Annotated element entries
== == ==

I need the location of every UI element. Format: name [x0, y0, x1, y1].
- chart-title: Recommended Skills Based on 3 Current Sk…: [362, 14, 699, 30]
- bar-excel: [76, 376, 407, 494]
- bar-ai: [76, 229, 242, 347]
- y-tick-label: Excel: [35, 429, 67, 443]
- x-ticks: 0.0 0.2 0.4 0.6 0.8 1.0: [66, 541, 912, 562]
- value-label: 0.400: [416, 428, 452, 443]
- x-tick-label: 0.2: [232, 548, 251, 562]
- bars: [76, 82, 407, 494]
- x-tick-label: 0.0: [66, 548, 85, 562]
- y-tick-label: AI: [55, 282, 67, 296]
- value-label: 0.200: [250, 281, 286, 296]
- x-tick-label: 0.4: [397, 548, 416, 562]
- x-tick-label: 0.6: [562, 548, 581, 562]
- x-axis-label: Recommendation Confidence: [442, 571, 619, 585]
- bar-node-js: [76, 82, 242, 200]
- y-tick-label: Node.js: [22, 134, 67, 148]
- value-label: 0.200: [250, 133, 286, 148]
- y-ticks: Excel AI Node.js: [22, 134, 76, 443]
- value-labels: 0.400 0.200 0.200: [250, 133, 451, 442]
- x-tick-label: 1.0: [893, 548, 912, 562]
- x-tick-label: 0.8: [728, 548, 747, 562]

== == ==

Transcribe every line of the entries above without any change.

▶ Full solution
I need the location of every UI element. Format: name [x0, y0, x1, y1].
- chart-title: Recommended Skills Based on 3 Current Sk…: [362, 14, 699, 30]
- bar-excel: [76, 376, 407, 494]
- bar-ai: [76, 229, 242, 347]
- y-tick-label: Excel: [35, 429, 67, 443]
- x-ticks: 0.0 0.2 0.4 0.6 0.8 1.0: [66, 541, 912, 562]
- value-label: 0.400: [416, 428, 452, 443]
- x-tick-label: 0.2: [232, 548, 251, 562]
- bars: [76, 82, 407, 494]
- x-tick-label: 0.0: [66, 548, 85, 562]
- y-tick-label: AI: [55, 282, 67, 296]
- value-label: 0.200: [250, 281, 286, 296]
- x-tick-label: 0.4: [397, 548, 416, 562]
- x-tick-label: 0.6: [562, 548, 581, 562]
- x-axis-label: Recommendation Confidence: [442, 571, 619, 585]
- bar-node-js: [76, 82, 242, 200]
- y-tick-label: Node.js: [22, 134, 67, 148]
- value-label: 0.200: [250, 133, 286, 148]
- y-ticks: Excel AI Node.js: [22, 134, 76, 443]
- value-labels: 0.400 0.200 0.200: [250, 133, 451, 442]
- x-tick-label: 1.0: [893, 548, 912, 562]
- x-tick-label: 0.8: [728, 548, 747, 562]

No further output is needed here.